WHAT YOU NEED TO DO:
Reproduce all entries word for word.

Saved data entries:
━━━━

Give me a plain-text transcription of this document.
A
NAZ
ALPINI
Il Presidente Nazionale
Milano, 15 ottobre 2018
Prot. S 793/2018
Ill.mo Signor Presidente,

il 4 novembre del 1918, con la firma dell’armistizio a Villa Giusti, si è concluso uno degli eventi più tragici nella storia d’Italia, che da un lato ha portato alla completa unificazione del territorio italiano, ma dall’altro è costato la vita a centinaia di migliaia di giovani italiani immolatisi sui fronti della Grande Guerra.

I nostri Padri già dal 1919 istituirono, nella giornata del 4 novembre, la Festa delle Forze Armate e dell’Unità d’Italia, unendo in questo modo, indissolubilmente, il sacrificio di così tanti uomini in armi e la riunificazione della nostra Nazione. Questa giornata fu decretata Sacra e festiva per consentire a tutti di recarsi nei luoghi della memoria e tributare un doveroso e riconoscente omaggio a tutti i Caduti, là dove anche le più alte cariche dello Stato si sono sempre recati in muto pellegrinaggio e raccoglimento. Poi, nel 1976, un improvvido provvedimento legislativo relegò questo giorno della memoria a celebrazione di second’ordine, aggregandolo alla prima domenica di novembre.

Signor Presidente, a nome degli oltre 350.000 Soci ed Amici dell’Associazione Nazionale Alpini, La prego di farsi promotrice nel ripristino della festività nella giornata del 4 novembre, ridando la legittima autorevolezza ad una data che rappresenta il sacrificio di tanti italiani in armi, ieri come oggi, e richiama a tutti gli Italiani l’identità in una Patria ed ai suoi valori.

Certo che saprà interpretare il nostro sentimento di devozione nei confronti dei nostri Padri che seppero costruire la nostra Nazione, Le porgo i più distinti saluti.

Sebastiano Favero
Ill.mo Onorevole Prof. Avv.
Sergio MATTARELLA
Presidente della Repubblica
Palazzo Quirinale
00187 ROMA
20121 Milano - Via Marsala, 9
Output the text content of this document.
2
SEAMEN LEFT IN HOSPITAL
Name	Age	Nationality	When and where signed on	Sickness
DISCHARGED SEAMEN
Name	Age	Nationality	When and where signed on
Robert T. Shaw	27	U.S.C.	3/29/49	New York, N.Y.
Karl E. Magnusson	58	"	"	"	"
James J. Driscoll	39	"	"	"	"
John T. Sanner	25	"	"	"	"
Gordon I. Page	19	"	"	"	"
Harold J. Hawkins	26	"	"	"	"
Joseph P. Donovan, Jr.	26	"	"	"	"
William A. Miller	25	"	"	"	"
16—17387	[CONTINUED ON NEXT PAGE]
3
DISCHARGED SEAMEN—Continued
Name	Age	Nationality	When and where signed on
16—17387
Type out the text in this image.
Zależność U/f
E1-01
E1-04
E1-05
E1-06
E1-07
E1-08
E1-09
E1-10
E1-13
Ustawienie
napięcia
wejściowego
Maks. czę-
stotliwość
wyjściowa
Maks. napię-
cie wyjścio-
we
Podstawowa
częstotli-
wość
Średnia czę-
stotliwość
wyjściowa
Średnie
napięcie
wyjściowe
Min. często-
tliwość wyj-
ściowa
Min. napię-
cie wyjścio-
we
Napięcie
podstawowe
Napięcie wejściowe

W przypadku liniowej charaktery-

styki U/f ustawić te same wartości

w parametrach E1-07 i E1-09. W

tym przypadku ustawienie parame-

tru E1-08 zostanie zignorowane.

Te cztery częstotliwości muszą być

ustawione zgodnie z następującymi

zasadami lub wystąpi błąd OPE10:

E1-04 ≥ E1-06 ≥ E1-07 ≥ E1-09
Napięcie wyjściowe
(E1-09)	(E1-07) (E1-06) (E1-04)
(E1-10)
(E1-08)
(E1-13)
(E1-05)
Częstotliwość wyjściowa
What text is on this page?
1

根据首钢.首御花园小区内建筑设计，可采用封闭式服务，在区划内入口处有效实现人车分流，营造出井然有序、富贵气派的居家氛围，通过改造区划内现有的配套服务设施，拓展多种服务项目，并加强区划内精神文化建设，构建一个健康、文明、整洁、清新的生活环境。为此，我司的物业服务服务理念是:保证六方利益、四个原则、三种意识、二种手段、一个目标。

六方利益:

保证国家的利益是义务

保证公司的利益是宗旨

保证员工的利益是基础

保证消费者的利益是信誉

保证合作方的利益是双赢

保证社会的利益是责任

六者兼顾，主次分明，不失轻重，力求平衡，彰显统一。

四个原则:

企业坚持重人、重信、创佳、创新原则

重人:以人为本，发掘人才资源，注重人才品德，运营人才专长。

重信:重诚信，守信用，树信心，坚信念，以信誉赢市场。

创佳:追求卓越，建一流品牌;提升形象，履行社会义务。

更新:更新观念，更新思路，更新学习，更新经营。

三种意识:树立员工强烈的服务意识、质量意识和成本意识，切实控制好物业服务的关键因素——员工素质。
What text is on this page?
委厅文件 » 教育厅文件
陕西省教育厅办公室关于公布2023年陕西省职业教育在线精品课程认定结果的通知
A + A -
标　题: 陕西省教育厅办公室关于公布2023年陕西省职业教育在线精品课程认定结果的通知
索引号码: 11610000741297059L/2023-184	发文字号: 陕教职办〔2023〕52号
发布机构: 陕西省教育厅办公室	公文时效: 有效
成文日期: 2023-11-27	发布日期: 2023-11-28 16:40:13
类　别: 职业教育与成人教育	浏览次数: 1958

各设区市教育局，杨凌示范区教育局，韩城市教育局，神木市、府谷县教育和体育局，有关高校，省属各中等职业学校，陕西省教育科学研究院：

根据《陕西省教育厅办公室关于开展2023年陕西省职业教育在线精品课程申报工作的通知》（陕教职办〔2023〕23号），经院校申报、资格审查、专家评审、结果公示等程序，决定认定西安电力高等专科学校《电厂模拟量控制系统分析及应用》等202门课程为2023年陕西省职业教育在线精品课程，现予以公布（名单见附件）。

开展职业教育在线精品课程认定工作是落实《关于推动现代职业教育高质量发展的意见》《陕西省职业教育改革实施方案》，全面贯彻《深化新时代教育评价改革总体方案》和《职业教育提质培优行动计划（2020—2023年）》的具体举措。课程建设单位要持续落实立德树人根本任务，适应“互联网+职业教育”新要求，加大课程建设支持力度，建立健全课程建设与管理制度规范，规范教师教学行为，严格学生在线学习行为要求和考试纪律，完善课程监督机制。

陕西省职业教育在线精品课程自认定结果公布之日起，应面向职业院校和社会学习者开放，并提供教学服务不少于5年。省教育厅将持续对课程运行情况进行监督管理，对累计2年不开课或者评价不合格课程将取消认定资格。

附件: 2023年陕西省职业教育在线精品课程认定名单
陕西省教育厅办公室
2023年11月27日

━━━━

RESULT OF THE EXERCISE:
Give me a plain-text transcription of this document.
A
NAZ
ALPINI
Il Presidente Nazionale
Milano, 15 ottobre 2018
Prot. S 793/2018
Ill.mo Signor Presidente,

il 4 novembre del 1918, con la firma dell’armistizio a Villa Giusti, si è concluso uno degli eventi più tragici nella storia d’Italia, che da un lato ha portato alla completa unificazione del territorio italiano, ma dall’altro è costato la vita a centinaia di migliaia di giovani italiani immolatisi sui fronti della Grande Guerra.

I nostri Padri già dal 1919 istituirono, nella giornata del 4 novembre, la Festa delle Forze Armate e dell’Unità d’Italia, unendo in questo modo, indissolubilmente, il sacrificio di così tanti uomini in armi e la riunificazione della nostra Nazione. Questa giornata fu decretata Sacra e festiva per consentire a tutti di recarsi nei luoghi della memoria e tributare un doveroso e riconoscente omaggio a tutti i Caduti, là dove anche le più alte cariche dello Stato si sono sempre recati in muto pellegrinaggio e raccoglimento. Poi, nel 1976, un improvvido provvedimento legislativo relegò questo giorno della memoria a celebrazione di second’ordine, aggregandolo alla prima domenica di novembre.

Signor Presidente, a nome degli oltre 350.000 Soci ed Amici dell’Associazione Nazionale Alpini, La prego di farsi promotrice nel ripristino della festività nella giornata del 4 novembre, ridando la legittima autorevolezza ad una data che rappresenta il sacrificio di tanti italiani in armi, ieri come oggi, e richiama a tutti gli Italiani l’identità in una Patria ed ai suoi valori.

Certo che saprà interpretare il nostro sentimento di devozione nei confronti dei nostri Padri che seppero costruire la nostra Nazione, Le porgo i più distinti saluti.

Sebastiano Favero
Ill.mo Onorevole Prof. Avv.
Sergio MATTARELLA
Presidente della Repubblica
Palazzo Quirinale
00187 ROMA
20121 Milano - Via Marsala, 9
Output the text content of this document.
2
SEAMEN LEFT IN HOSPITAL
Name	Age	Nationality	When and where signed on	Sickness
DISCHARGED SEAMEN
Name	Age	Nationality	When and where signed on
Robert T. Shaw	27	U.S.C.	3/29/49	New York, N.Y.
Karl E. Magnusson	58	"	"	"	"
James J. Driscoll	39	"	"	"	"
John T. Sanner	25	"	"	"	"
Gordon I. Page	19	"	"	"	"
Harold J. Hawkins	26	"	"	"	"
Joseph P. Donovan, Jr.	26	"	"	"	"
William A. Miller	25	"	"	"	"
16—17387	[CONTINUED ON NEXT PAGE]
3
DISCHARGED SEAMEN—Continued
Name	Age	Nationality	When and where signed on
16—17387
Type out the text in this image.
Zależność U/f
E1-01
E1-04
E1-05
E1-06
E1-07
E1-08
E1-09
E1-10
E1-13
Ustawienie
napięcia
wejściowego
Maks. czę-
stotliwość
wyjściowa
Maks. napię-
cie wyjścio-
we
Podstawowa
częstotli-
wość
Średnia czę-
stotliwość
wyjściowa
Średnie
napięcie
wyjściowe
Min. często-
tliwość wyj-
ściowa
Min. napię-
cie wyjścio-
we
Napięcie
podstawowe
Napięcie wejściowe

W przypadku liniowej charaktery-

styki U/f ustawić te same wartości

w parametrach E1-07 i E1-09. W

tym przypadku ustawienie parame-

tru E1-08 zostanie zignorowane.

Te cztery częstotliwości muszą być

ustawione zgodnie z następującymi

zasadami lub wystąpi błąd OPE10:

E1-04 ≥ E1-06 ≥ E1-07 ≥ E1-09
Napięcie wyjściowe
(E1-09)	(E1-07) (E1-06) (E1-04)
(E1-10)
(E1-08)
(E1-13)
(E1-05)
Częstotliwość wyjściowa
What text is on this page?
1

根据首钢.首御花园小区内建筑设计，可采用封闭式服务，在区划内入口处有效实现人车分流，营造出井然有序、富贵气派的居家氛围，通过改造区划内现有的配套服务设施，拓展多种服务项目，并加强区划内精神文化建设，构建一个健康、文明、整洁、清新的生活环境。为此，我司的物业服务服务理念是:保证六方利益、四个原则、三种意识、二种手段、一个目标。

六方利益:

保证国家的利益是义务

保证公司的利益是宗旨

保证员工的利益是基础

保证消费者的利益是信誉

保证合作方的利益是双赢

保证社会的利益是责任

六者兼顾，主次分明，不失轻重，力求平衡，彰显统一。

四个原则:

企业坚持重人、重信、创佳、创新原则

重人:以人为本，发掘人才资源，注重人才品德，运营人才专长。

重信:重诚信，守信用，树信心，坚信念，以信誉赢市场。

创佳:追求卓越，建一流品牌;提升形象，履行社会义务。

更新:更新观念，更新思路，更新学习，更新经营。

三种意识:树立员工强烈的服务意识、质量意识和成本意识，切实控制好物业服务的关键因素——员工素质。
What text is on this page?
委厅文件 » 教育厅文件
陕西省教育厅办公室关于公布2023年陕西省职业教育在线精品课程认定结果的通知
A + A -
标　题: 陕西省教育厅办公室关于公布2023年陕西省职业教育在线精品课程认定结果的通知
索引号码: 11610000741297059L/2023-184	发文字号: 陕教职办〔2023〕52号
发布机构: 陕西省教育厅办公室	公文时效: 有效
成文日期: 2023-11-27	发布日期: 2023-11-28 16:40:13
类　别: 职业教育与成人教育	浏览次数: 1958

各设区市教育局，杨凌示范区教育局，韩城市教育局，神木市、府谷县教育和体育局，有关高校，省属各中等职业学校，陕西省教育科学研究院：

根据《陕西省教育厅办公室关于开展2023年陕西省职业教育在线精品课程申报工作的通知》（陕教职办〔2023〕23号），经院校申报、资格审查、专家评审、结果公示等程序，决定认定西安电力高等专科学校《电厂模拟量控制系统分析及应用》等202门课程为2023年陕西省职业教育在线精品课程，现予以公布（名单见附件）。

开展职业教育在线精品课程认定工作是落实《关于推动现代职业教育高质量发展的意见》《陕西省职业教育改革实施方案》，全面贯彻《深化新时代教育评价改革总体方案》和《职业教育提质培优行动计划（2020—2023年）》的具体举措。课程建设单位要持续落实立德树人根本任务，适应“互联网+职业教育”新要求，加大课程建设支持力度，建立健全课程建设与管理制度规范，规范教师教学行为，严格学生在线学习行为要求和考试纪律，完善课程监督机制。

陕西省职业教育在线精品课程自认定结果公布之日起，应面向职业院校和社会学习者开放，并提供教学服务不少于5年。省教育厅将持续对课程运行情况进行监督管理，对累计2年不开课或者评价不合格课程将取消认定资格。

附件: 2023年陕西省职业教育在线精品课程认定名单
陕西省教育厅办公室
2023年11月27日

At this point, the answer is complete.